▶ _YOUR OBJECTIVE_: Rewrite each line of the records below as a numbered list, skipping blank lines and leaving out the pictures.

▶ _RECORDS TO USE_:
......
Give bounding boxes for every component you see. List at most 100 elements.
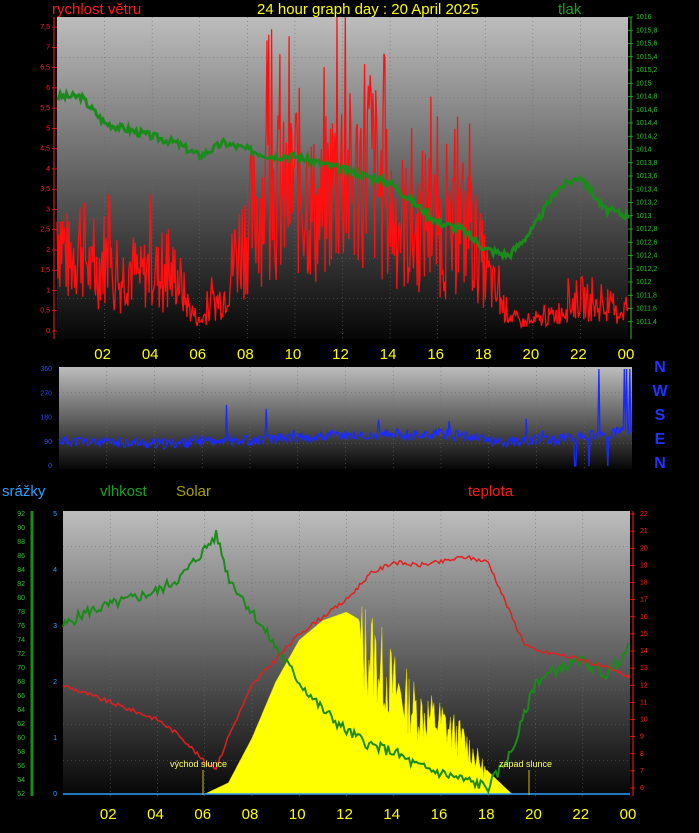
pressure-tick-label: 1015 [636,80,652,87]
temperature-tick-label: 9 [640,734,644,741]
rain-tick-label: 3 [53,623,57,630]
humidity-line [62,529,630,795]
rain-title: srážky [2,483,46,500]
x-tick-label: 08 [237,346,254,363]
wind-tick-label: 5 [46,125,50,132]
humidity-axis: 52 54 56 58 60 62 64 66 68 70 72 74 76 78 80 82 84 86 88 90… [17,511,34,798]
pressure-tick-label: 1015,8 [636,27,658,34]
pressure-title: tlak [558,1,582,18]
wind-direction-line [58,368,633,467]
pressure-axis: 1011,4 1011,6 1011,8 1012 1012,2 1012,4 1012,6… [628,14,658,339]
humidity-tick-label: 84 [17,567,25,574]
wind-tick-label: 6 [46,85,50,92]
wind-tick-label: 7,5 [40,24,50,31]
rain-tick-label: 1 [53,735,57,742]
humidity-tick-label: 76 [17,623,25,630]
wind-tick-label: 3 [46,206,50,213]
humidity-tick-label: 92 [17,511,25,518]
pressure-tick-label: 1014,4 [636,120,658,127]
pressure-tick-label: 1012,2 [636,266,658,273]
x-tick-label: 12 [336,806,353,823]
pressure-tick-label: 1012,6 [636,239,658,246]
wind-tick-label: 2 [46,247,50,254]
pressure-tick-label: 1015,4 [636,54,658,61]
sunset-label: západ slunce [499,759,552,769]
temperature-tick-label: 10 [640,717,648,724]
wind-tick-label: 1,5 [40,267,50,274]
wind-tick-label: 2,5 [40,227,50,234]
humidity-tick-label: 68 [17,679,25,686]
temperature-axis: 6 7 8 9 10 11 12 13 14 15 16 17 18 19 20 21 22 [630,511,648,796]
x-tick-label: 16 [431,806,448,823]
humidity-tick-label: 70 [17,665,25,672]
x-tick-label: 22 [570,346,587,363]
humidity-tick-label: 86 [17,553,25,560]
humidity-tick-label: 64 [17,707,25,714]
wind-x-axis: 02 04 06 08 10 12 14 16 18 20 22 00 [94,346,634,363]
wind-tick-label: 0,5 [40,308,50,315]
temperature-tick-label: 20 [640,545,648,552]
temperature-tick-label: 17 [640,597,648,604]
direction-tick-label: 180 [40,415,52,422]
compass-letter: S [655,407,666,424]
temperature-tick-label: 15 [640,631,648,638]
chart-title: 24 hour graph day : 20 April 2025 [257,1,479,18]
x-tick-label: 16 [427,346,444,363]
humidity-tick-label: 56 [17,763,25,770]
pressure-tick-label: 1011,4 [636,319,657,326]
lower-x-axis: 02 04 06 08 10 12 14 16 18 20 22 00 [100,806,636,823]
humidity-title: vlhkost [100,483,148,500]
pressure-tick-label: 1011,6 [636,306,657,313]
temperature-tick-label: 8 [640,751,644,758]
rain-tick-label: 4 [53,567,57,574]
wind-tick-label: 4,5 [40,146,50,153]
direction-tick-label: 270 [40,390,52,397]
temperature-line [62,554,631,771]
pressure-line [56,87,630,261]
wind-tick-label: 1 [46,287,50,294]
direction-axis: 0 90 180 270 360 [40,366,52,470]
pressure-tick-label: 1011,8 [636,292,657,299]
humidity-tick-label: 78 [17,609,25,616]
pressure-tick-label: 1013,6 [636,173,658,180]
humidity-tick-label: 66 [17,693,25,700]
temperature-tick-label: 18 [640,580,648,587]
rain-tick-label: 0 [53,791,57,798]
wind-speed-line [56,16,629,329]
humidity-tick-label: 58 [17,749,25,756]
pressure-tick-label: 1013,8 [636,160,658,167]
humidity-grid [63,511,630,796]
x-tick-label: 08 [242,806,259,823]
temperature-tick-label: 22 [640,511,648,518]
humidity-tick-label: 88 [17,539,25,546]
wind-tick-label: 7 [46,44,50,51]
temperature-tick-label: 19 [640,562,648,569]
x-tick-label: 04 [142,346,159,363]
direction-tick-label: 360 [40,366,52,373]
pressure-tick-label: 1014,6 [636,107,658,114]
temperature-tick-label: 16 [640,614,648,621]
temperature-tick-label: 7 [640,768,644,775]
temperature-title: teplota [468,483,514,500]
humidity-tick-label: 82 [17,581,25,588]
x-tick-label: 18 [478,806,495,823]
humidity-tick-label: 74 [17,637,25,644]
temperature-tick-label: 6 [640,785,644,792]
pressure-tick-label: 1015,2 [636,67,658,74]
temperature-tick-label: 21 [640,528,648,535]
pressure-tick-label: 1012,8 [636,226,658,233]
pressure-tick-label: 1012,4 [636,253,658,260]
x-tick-label: 02 [100,806,117,823]
wind-speed-axis: 0 0,5 1 1,5 2 2,5 3 3,5 4 4,5 5 5,5 6 6,5 7 7,5 [40,17,57,339]
pressure-tick-label: 1015,6 [636,41,658,48]
wind-tick-label: 5,5 [40,105,50,112]
temperature-tick-label: 13 [640,665,648,672]
x-tick-label: 18 [475,346,492,363]
x-tick-label: 06 [189,346,206,363]
humidity-tick-label: 62 [17,721,25,728]
pressure-tick-label: 1014 [636,147,652,154]
x-tick-label: 22 [572,806,589,823]
x-tick-label: 10 [285,346,302,363]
......
▶ _EXERCISE RESULT_:
1. Give bounding boxes for every component you see. List at most 100 elements.
2. pressure-tick-label: 1015 [636,80,652,87]
3. temperature-tick-label: 9 [640,734,644,741]
4. rain-tick-label: 3 [53,623,57,630]
5. humidity-line [62,529,630,795]
6. rain-title: srážky [2,483,46,500]
7. x-tick-label: 08 [237,346,254,363]
8. wind-tick-label: 5 [46,125,50,132]
9. humidity-axis: 52 54 56 58 60 62 64 66 68 70 72 74 76 78 80 82 84 86 88 90… [17,511,34,798]
10. pressure-tick-label: 1015,8 [636,27,658,34]
11. pressure-title: tlak [558,1,582,18]
12. wind-direction-line [58,368,633,467]
13. pressure-axis: 1011,4 1011,6 1011,8 1012 1012,2 1012,4 1012,6… [628,14,658,339]
14. humidity-tick-label: 84 [17,567,25,574]
15. wind-tick-label: 6 [46,85,50,92]
16. wind-tick-label: 7,5 [40,24,50,31]
17. rain-tick-label: 1 [53,735,57,742]
18. humidity-tick-label: 76 [17,623,25,630]
19. wind-tick-label: 3 [46,206,50,213]
20. humidity-tick-label: 92 [17,511,25,518]
21. pressure-tick-label: 1014,4 [636,120,658,127]
22. pressure-tick-label: 1012,2 [636,266,658,273]
23. x-tick-label: 12 [336,806,353,823]
24. pressure-tick-label: 1012,6 [636,239,658,246]
25. wind-tick-label: 2 [46,247,50,254]
26. pressure-tick-label: 1015,4 [636,54,658,61]
27. sunset-label: západ slunce [499,759,552,769]
28. temperature-tick-label: 10 [640,717,648,724]
29. wind-tick-label: 1,5 [40,267,50,274]
30. wind-tick-label: 2,5 [40,227,50,234]
31. humidity-tick-label: 68 [17,679,25,686]
32. temperature-axis: 6 7 8 9 10 11 12 13 14 15 16 17 18 19 20 21 22 [630,511,648,796]
33. x-tick-label: 16 [431,806,448,823]
34. humidity-tick-label: 70 [17,665,25,672]
35. x-tick-label: 22 [570,346,587,363]
36. humidity-tick-label: 86 [17,553,25,560]
37. humidity-tick-label: 64 [17,707,25,714]
38. wind-x-axis: 02 04 06 08 10 12 14 16 18 20 22 00 [94,346,634,363]
39. wind-tick-label: 0,5 [40,308,50,315]
40. temperature-tick-label: 20 [640,545,648,552]
41. temperature-tick-label: 17 [640,597,648,604]
42. direction-tick-label: 180 [40,415,52,422]
43. compass-letter: S [655,407,666,424]
44. temperature-tick-label: 15 [640,631,648,638]
45. chart-title: 24 hour graph day : 20 April 2025 [257,1,479,18]
46. x-tick-label: 16 [427,346,444,363]
47. humidity-tick-label: 56 [17,763,25,770]
48. pressure-tick-label: 1011,4 [636,319,657,326]
49. lower-x-axis: 02 04 06 08 10 12 14 16 18 20 22 00 [100,806,636,823]
50. humidity-title: vlhkost [100,483,148,500]
51. pressure-tick-label: 1011,6 [636,306,657,313]
52. temperature-tick-label: 8 [640,751,644,758]
53. rain-tick-label: 4 [53,567,57,574]
54. wind-tick-label: 4,5 [40,146,50,153]
55. direction-tick-label: 270 [40,390,52,397]
56. temperature-line [62,554,631,771]
57. pressure-line [56,87,630,261]
58. wind-tick-label: 1 [46,287,50,294]
59. direction-axis: 0 90 180 270 360 [40,366,52,470]
60. pressure-tick-label: 1011,8 [636,292,657,299]
61. humidity-tick-label: 78 [17,609,25,616]
62. pressure-tick-label: 1013,6 [636,173,658,180]
63. humidity-tick-label: 66 [17,693,25,700]
64. temperature-tick-label: 18 [640,580,648,587]
65. rain-tick-label: 0 [53,791,57,798]
66. wind-speed-line [56,16,629,329]
67. humidity-tick-label: 58 [17,749,25,756]
68. pressure-tick-label: 1013,8 [636,160,658,167]
69. humidity-grid [63,511,630,796]
70. x-tick-label: 08 [242,806,259,823]
71. temperature-tick-label: 22 [640,511,648,518]
72. humidity-tick-label: 88 [17,539,25,546]
73. wind-tick-label: 7 [46,44,50,51]
74. temperature-tick-label: 19 [640,562,648,569]
75. x-tick-label: 04 [142,346,159,363]
76. direction-tick-label: 360 [40,366,52,373]
77. pressure-tick-label: 1014,6 [636,107,658,114]
78. temperature-tick-label: 16 [640,614,648,621]
79. temperature-tick-label: 7 [640,768,644,775]
80. temperature-title: teplota [468,483,514,500]
81. humidity-tick-label: 82 [17,581,25,588]
82. x-tick-label: 18 [478,806,495,823]
83. humidity-tick-label: 74 [17,637,25,644]
84. temperature-tick-label: 6 [640,785,644,792]
85. pressure-tick-label: 1015,2 [636,67,658,74]
86. temperature-tick-label: 21 [640,528,648,535]
87. pressure-tick-label: 1012,8 [636,226,658,233]
88. pressure-tick-label: 1012,4 [636,253,658,260]
89. x-tick-label: 02 [100,806,117,823]
90. wind-speed-axis: 0 0,5 1 1,5 2 2,5 3 3,5 4 4,5 5 5,5 6 6,5 7 7,5 [40,17,57,339]
91. pressure-tick-label: 1015,6 [636,41,658,48]
92. wind-tick-label: 5,5 [40,105,50,112]
93. temperature-tick-label: 13 [640,665,648,672]
94. x-tick-label: 18 [475,346,492,363]
95. x-tick-label: 06 [189,346,206,363]
96. humidity-tick-label: 62 [17,721,25,728]
97. pressure-tick-label: 1014 [636,147,652,154]
98. x-tick-label: 22 [572,806,589,823]
99. x-tick-label: 10 [285,346,302,363]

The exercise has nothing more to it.